YOUR GOAL: Quote the listing below in its entirety.

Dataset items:
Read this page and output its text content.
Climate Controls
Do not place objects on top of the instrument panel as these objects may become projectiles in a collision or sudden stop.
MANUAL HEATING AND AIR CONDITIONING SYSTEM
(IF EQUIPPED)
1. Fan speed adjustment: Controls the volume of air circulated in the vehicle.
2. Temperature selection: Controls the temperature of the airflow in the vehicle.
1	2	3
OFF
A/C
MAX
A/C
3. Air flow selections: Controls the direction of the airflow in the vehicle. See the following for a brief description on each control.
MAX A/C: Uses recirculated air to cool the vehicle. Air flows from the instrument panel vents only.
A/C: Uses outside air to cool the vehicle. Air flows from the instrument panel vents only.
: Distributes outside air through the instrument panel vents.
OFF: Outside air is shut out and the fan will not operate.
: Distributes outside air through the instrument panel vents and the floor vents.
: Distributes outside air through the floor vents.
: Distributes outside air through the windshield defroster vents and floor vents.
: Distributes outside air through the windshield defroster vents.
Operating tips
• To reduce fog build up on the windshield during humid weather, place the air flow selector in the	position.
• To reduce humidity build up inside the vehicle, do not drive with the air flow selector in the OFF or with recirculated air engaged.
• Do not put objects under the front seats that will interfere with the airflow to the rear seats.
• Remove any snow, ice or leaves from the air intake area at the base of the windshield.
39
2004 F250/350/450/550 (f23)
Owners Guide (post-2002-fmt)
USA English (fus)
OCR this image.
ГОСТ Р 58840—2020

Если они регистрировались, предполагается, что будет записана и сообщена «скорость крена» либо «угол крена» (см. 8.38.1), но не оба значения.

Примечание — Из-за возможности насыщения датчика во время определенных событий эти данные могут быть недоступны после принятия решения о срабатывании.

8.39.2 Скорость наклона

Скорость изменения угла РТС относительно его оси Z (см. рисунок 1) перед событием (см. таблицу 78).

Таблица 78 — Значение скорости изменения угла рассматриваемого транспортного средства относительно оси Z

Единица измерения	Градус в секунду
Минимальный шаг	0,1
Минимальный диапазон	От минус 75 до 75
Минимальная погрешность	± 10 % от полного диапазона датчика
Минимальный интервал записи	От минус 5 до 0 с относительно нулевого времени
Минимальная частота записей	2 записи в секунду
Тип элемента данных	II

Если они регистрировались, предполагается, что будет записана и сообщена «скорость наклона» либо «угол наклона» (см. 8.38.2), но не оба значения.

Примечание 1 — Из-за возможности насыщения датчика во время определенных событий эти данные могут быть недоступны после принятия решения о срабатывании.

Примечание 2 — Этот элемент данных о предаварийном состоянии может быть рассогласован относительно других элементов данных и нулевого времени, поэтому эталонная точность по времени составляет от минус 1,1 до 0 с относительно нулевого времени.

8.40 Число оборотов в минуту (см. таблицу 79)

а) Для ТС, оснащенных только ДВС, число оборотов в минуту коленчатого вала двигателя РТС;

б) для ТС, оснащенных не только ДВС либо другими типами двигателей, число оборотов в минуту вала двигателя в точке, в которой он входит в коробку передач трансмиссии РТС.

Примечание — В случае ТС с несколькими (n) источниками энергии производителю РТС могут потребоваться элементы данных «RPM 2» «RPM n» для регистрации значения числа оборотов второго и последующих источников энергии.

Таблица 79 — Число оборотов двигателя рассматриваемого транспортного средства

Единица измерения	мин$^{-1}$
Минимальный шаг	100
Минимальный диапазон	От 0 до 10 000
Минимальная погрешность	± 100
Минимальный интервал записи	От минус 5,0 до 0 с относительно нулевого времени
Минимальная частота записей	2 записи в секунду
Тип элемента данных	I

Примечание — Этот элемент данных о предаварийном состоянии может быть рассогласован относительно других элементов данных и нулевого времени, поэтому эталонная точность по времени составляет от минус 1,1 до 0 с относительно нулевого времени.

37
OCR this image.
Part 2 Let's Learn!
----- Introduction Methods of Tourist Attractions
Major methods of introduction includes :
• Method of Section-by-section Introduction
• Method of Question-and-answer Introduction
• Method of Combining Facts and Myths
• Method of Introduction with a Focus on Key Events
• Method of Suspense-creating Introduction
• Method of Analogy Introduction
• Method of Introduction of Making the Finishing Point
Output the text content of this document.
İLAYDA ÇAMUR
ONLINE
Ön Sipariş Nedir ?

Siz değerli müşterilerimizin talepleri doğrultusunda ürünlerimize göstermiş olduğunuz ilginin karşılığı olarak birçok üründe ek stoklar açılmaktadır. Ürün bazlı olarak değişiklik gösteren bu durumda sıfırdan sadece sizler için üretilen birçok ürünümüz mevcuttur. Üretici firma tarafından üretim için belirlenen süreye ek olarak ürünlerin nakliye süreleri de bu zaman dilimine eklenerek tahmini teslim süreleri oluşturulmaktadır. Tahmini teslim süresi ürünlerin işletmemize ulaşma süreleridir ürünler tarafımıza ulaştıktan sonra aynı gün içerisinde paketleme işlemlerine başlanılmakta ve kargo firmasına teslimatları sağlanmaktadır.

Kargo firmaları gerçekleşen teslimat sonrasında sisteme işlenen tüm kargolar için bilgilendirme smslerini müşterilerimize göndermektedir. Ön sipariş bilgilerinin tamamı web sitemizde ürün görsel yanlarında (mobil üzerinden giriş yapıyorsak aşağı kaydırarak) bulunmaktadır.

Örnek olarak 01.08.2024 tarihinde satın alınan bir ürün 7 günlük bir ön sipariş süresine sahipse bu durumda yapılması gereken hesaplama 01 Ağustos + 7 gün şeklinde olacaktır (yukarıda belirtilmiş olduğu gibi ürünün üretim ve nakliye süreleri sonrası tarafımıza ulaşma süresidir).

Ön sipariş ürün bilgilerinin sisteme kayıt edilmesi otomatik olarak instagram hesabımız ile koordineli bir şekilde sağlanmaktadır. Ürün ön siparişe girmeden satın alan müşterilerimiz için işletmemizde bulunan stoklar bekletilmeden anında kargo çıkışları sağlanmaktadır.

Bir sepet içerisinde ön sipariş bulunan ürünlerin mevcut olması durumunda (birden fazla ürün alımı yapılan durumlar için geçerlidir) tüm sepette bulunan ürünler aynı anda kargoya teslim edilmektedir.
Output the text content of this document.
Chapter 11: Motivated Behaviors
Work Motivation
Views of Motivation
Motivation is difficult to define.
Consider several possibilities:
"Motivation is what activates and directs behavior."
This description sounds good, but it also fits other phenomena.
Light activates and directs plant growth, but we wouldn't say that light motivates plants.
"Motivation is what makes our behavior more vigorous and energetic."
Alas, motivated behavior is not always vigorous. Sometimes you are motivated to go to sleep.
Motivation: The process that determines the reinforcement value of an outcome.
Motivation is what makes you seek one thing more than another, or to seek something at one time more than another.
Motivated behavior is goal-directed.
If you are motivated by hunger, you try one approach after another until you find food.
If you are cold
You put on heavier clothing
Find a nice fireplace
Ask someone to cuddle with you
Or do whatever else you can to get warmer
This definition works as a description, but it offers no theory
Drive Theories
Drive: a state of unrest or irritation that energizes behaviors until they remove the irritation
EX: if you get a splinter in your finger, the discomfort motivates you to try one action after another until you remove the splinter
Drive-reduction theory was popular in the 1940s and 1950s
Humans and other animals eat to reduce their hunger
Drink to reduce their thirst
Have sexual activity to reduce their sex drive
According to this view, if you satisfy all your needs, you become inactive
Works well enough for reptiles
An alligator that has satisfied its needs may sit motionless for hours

FULL SOLUTION:
Read this page and output its text content.
Climate Controls
Do not place objects on top of the instrument panel as these objects may become projectiles in a collision or sudden stop.
MANUAL HEATING AND AIR CONDITIONING SYSTEM
(IF EQUIPPED)
1. Fan speed adjustment: Controls the volume of air circulated in the vehicle.
2. Temperature selection: Controls the temperature of the airflow in the vehicle.
1	2	3
OFF
A/C
MAX
A/C
3. Air flow selections: Controls the direction of the airflow in the vehicle. See the following for a brief description on each control.
MAX A/C: Uses recirculated air to cool the vehicle. Air flows from the instrument panel vents only.
A/C: Uses outside air to cool the vehicle. Air flows from the instrument panel vents only.
: Distributes outside air through the instrument panel vents.
OFF: Outside air is shut out and the fan will not operate.
: Distributes outside air through the instrument panel vents and the floor vents.
: Distributes outside air through the floor vents.
: Distributes outside air through the windshield defroster vents and floor vents.
: Distributes outside air through the windshield defroster vents.
Operating tips
• To reduce fog build up on the windshield during humid weather, place the air flow selector in the	position.
• To reduce humidity build up inside the vehicle, do not drive with the air flow selector in the OFF or with recirculated air engaged.
• Do not put objects under the front seats that will interfere with the airflow to the rear seats.
• Remove any snow, ice or leaves from the air intake area at the base of the windshield.
39
2004 F250/350/450/550 (f23)
Owners Guide (post-2002-fmt)
USA English (fus)
OCR this image.
ГОСТ Р 58840—2020

Если они регистрировались, предполагается, что будет записана и сообщена «скорость крена» либо «угол крена» (см. 8.38.1), но не оба значения.

Примечание — Из-за возможности насыщения датчика во время определенных событий эти данные могут быть недоступны после принятия решения о срабатывании.

8.39.2 Скорость наклона

Скорость изменения угла РТС относительно его оси Z (см. рисунок 1) перед событием (см. таблицу 78).

Таблица 78 — Значение скорости изменения угла рассматриваемого транспортного средства относительно оси Z

Единица измерения	Градус в секунду
Минимальный шаг	0,1
Минимальный диапазон	От минус 75 до 75
Минимальная погрешность	± 10 % от полного диапазона датчика
Минимальный интервал записи	От минус 5 до 0 с относительно нулевого времени
Минимальная частота записей	2 записи в секунду
Тип элемента данных	II

Если они регистрировались, предполагается, что будет записана и сообщена «скорость наклона» либо «угол наклона» (см. 8.38.2), но не оба значения.

Примечание 1 — Из-за возможности насыщения датчика во время определенных событий эти данные могут быть недоступны после принятия решения о срабатывании.

Примечание 2 — Этот элемент данных о предаварийном состоянии может быть рассогласован относительно других элементов данных и нулевого времени, поэтому эталонная точность по времени составляет от минус 1,1 до 0 с относительно нулевого времени.

8.40 Число оборотов в минуту (см. таблицу 79)

а) Для ТС, оснащенных только ДВС, число оборотов в минуту коленчатого вала двигателя РТС;

б) для ТС, оснащенных не только ДВС либо другими типами двигателей, число оборотов в минуту вала двигателя в точке, в которой он входит в коробку передач трансмиссии РТС.

Примечание — В случае ТС с несколькими (n) источниками энергии производителю РТС могут потребоваться элементы данных «RPM 2» «RPM n» для регистрации значения числа оборотов второго и последующих источников энергии.

Таблица 79 — Число оборотов двигателя рассматриваемого транспортного средства

Единица измерения	мин$^{-1}$
Минимальный шаг	100
Минимальный диапазон	От 0 до 10 000
Минимальная погрешность	± 100
Минимальный интервал записи	От минус 5,0 до 0 с относительно нулевого времени
Минимальная частота записей	2 записи в секунду
Тип элемента данных	I

Примечание — Этот элемент данных о предаварийном состоянии может быть рассогласован относительно других элементов данных и нулевого времени, поэтому эталонная точность по времени составляет от минус 1,1 до 0 с относительно нулевого времени.

37
OCR this image.
Part 2 Let's Learn!
----- Introduction Methods of Tourist Attractions
Major methods of introduction includes :
• Method of Section-by-section Introduction
• Method of Question-and-answer Introduction
• Method of Combining Facts and Myths
• Method of Introduction with a Focus on Key Events
• Method of Suspense-creating Introduction
• Method of Analogy Introduction
• Method of Introduction of Making the Finishing Point
Output the text content of this document.
İLAYDA ÇAMUR
ONLINE
Ön Sipariş Nedir ?

Siz değerli müşterilerimizin talepleri doğrultusunda ürünlerimize göstermiş olduğunuz ilginin karşılığı olarak birçok üründe ek stoklar açılmaktadır. Ürün bazlı olarak değişiklik gösteren bu durumda sıfırdan sadece sizler için üretilen birçok ürünümüz mevcuttur. Üretici firma tarafından üretim için belirlenen süreye ek olarak ürünlerin nakliye süreleri de bu zaman dilimine eklenerek tahmini teslim süreleri oluşturulmaktadır. Tahmini teslim süresi ürünlerin işletmemize ulaşma süreleridir ürünler tarafımıza ulaştıktan sonra aynı gün içerisinde paketleme işlemlerine başlanılmakta ve kargo firmasına teslimatları sağlanmaktadır.

Kargo firmaları gerçekleşen teslimat sonrasında sisteme işlenen tüm kargolar için bilgilendirme smslerini müşterilerimize göndermektedir. Ön sipariş bilgilerinin tamamı web sitemizde ürün görsel yanlarında (mobil üzerinden giriş yapıyorsak aşağı kaydırarak) bulunmaktadır.

Örnek olarak 01.08.2024 tarihinde satın alınan bir ürün 7 günlük bir ön sipariş süresine sahipse bu durumda yapılması gereken hesaplama 01 Ağustos + 7 gün şeklinde olacaktır (yukarıda belirtilmiş olduğu gibi ürünün üretim ve nakliye süreleri sonrası tarafımıza ulaşma süresidir).

Ön sipariş ürün bilgilerinin sisteme kayıt edilmesi otomatik olarak instagram hesabımız ile koordineli bir şekilde sağlanmaktadır. Ürün ön siparişe girmeden satın alan müşterilerimiz için işletmemizde bulunan stoklar bekletilmeden anında kargo çıkışları sağlanmaktadır.

Bir sepet içerisinde ön sipariş bulunan ürünlerin mevcut olması durumunda (birden fazla ürün alımı yapılan durumlar için geçerlidir) tüm sepette bulunan ürünler aynı anda kargoya teslim edilmektedir.
Output the text content of this document.
Chapter 11: Motivated Behaviors
Work Motivation
Views of Motivation
Motivation is difficult to define.
Consider several possibilities:
"Motivation is what activates and directs behavior."
This description sounds good, but it also fits other phenomena.
Light activates and directs plant growth, but we wouldn't say that light motivates plants.
"Motivation is what makes our behavior more vigorous and energetic."
Alas, motivated behavior is not always vigorous. Sometimes you are motivated to go to sleep.
Motivation: The process that determines the reinforcement value of an outcome.
Motivation is what makes you seek one thing more than another, or to seek something at one time more than another.
Motivated behavior is goal-directed.
If you are motivated by hunger, you try one approach after another until you find food.
If you are cold
You put on heavier clothing
Find a nice fireplace
Ask someone to cuddle with you
Or do whatever else you can to get warmer
This definition works as a description, but it offers no theory
Drive Theories
Drive: a state of unrest or irritation that energizes behaviors until they remove the irritation
EX: if you get a splinter in your finger, the discomfort motivates you to try one action after another until you remove the splinter
Drive-reduction theory was popular in the 1940s and 1950s
Humans and other animals eat to reduce their hunger
Drink to reduce their thirst
Have sexual activity to reduce their sex drive
According to this view, if you satisfy all your needs, you become inactive
Works well enough for reptiles
An alligator that has satisfied its needs may sit motionless for hours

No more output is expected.